- **REQUIRED WORK**: Copy the data below exactly, omitting any picture it contains.

Stored items:
■ ■ ■ ■ ■

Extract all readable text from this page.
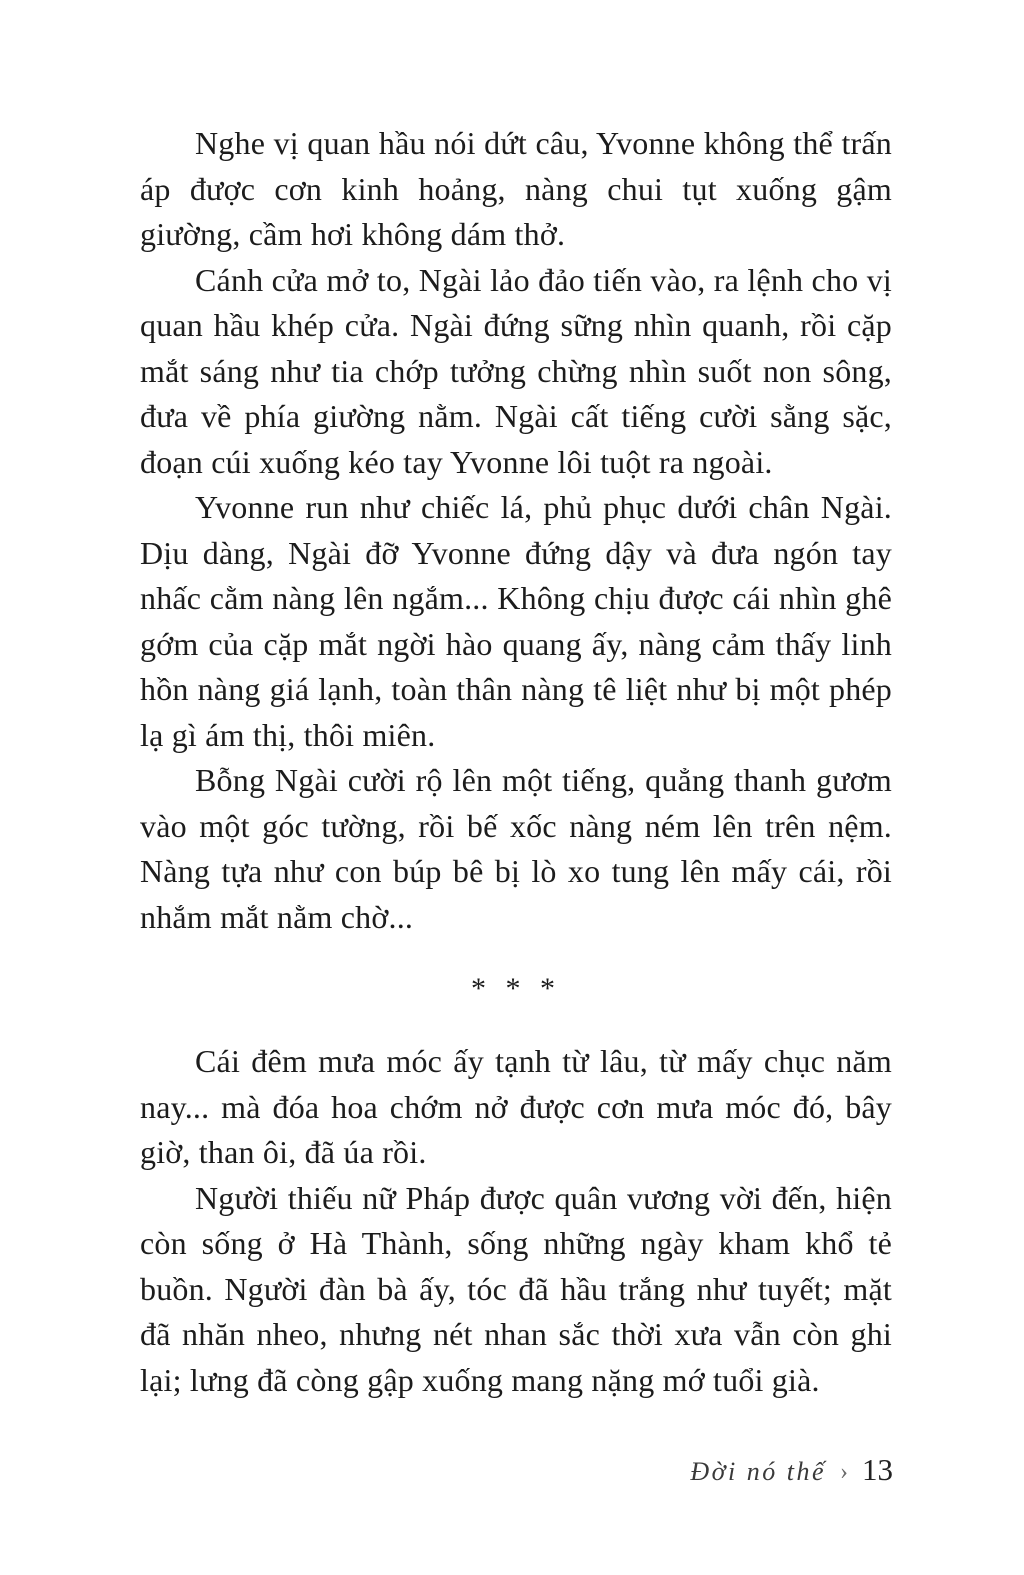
Nghe vị quan hầu nói dứt câu, Yvonne không thể trấn áp được cơn kinh hoảng, nàng chui tụt xuống gậm giường, cầm hơi không dám thở.

Cánh cửa mở to, Ngài lảo đảo tiến vào, ra lệnh cho vị quan hầu khép cửa. Ngài đứng sững nhìn quanh, rồi cặp mắt sáng như tia chớp tưởng chừng nhìn suốt non sông, đưa về phía giường nằm. Ngài cất tiếng cười sằng sặc, đoạn cúi xuống kéo tay Yvonne lôi tuột ra ngoài.

Yvonne run như chiếc lá, phủ phục dưới chân Ngài. Dịu dàng, Ngài đỡ Yvonne đứng dậy và đưa ngón tay nhấc cằm nàng lên ngắm... Không chịu được cái nhìn ghê gớm của cặp mắt ngời hào quang ấy, nàng cảm thấy linh hồn nàng giá lạnh, toàn thân nàng tê liệt như bị một phép lạ gì ám thị, thôi miên.

Bỗng Ngài cười rộ lên một tiếng, quẳng thanh gươm vào một góc tường, rồi bế xốc nàng ném lên trên nệm. Nàng tựa như con búp bê bị lò xo tung lên mấy cái, rồi nhắm mắt nằm chờ...

* * *

Cái đêm mưa móc ấy tạnh từ lâu, từ mấy chục năm nay... mà đóa hoa chớm nở được cơn mưa móc đó, bây giờ, than ôi, đã úa rồi.

Người thiếu nữ Pháp được quân vương vời đến, hiện còn sống ở Hà Thành, sống những ngày kham khổ tẻ buồn. Người đàn bà ấy, tóc đã hầu trắng như tuyết; mặt đã nhăn nheo, nhưng nét nhan sắc thời xưa vẫn còn ghi lại; lưng đã còng gập xuống mang nặng mớ tuổi già.

Đời nó thế › 13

■ ■ ■ ■ ■

- **REPLY**:
Extract all readable text from this page.
Nghe vị quan hầu nói dứt câu, Yvonne không thể trấn áp được cơn kinh hoảng, nàng chui tụt xuống gậm giường, cầm hơi không dám thở.

Cánh cửa mở to, Ngài lảo đảo tiến vào, ra lệnh cho vị quan hầu khép cửa. Ngài đứng sững nhìn quanh, rồi cặp mắt sáng như tia chớp tưởng chừng nhìn suốt non sông, đưa về phía giường nằm. Ngài cất tiếng cười sằng sặc, đoạn cúi xuống kéo tay Yvonne lôi tuột ra ngoài.

Yvonne run như chiếc lá, phủ phục dưới chân Ngài. Dịu dàng, Ngài đỡ Yvonne đứng dậy và đưa ngón tay nhấc cằm nàng lên ngắm... Không chịu được cái nhìn ghê gớm của cặp mắt ngời hào quang ấy, nàng cảm thấy linh hồn nàng giá lạnh, toàn thân nàng tê liệt như bị một phép lạ gì ám thị, thôi miên.

Bỗng Ngài cười rộ lên một tiếng, quẳng thanh gươm vào một góc tường, rồi bế xốc nàng ném lên trên nệm. Nàng tựa như con búp bê bị lò xo tung lên mấy cái, rồi nhắm mắt nằm chờ...

* * *

Cái đêm mưa móc ấy tạnh từ lâu, từ mấy chục năm nay... mà đóa hoa chớm nở được cơn mưa móc đó, bây giờ, than ôi, đã úa rồi.

Người thiếu nữ Pháp được quân vương vời đến, hiện còn sống ở Hà Thành, sống những ngày kham khổ tẻ buồn. Người đàn bà ấy, tóc đã hầu trắng như tuyết; mặt đã nhăn nheo, nhưng nét nhan sắc thời xưa vẫn còn ghi lại; lưng đã còng gập xuống mang nặng mớ tuổi già.

Đời nó thế › 13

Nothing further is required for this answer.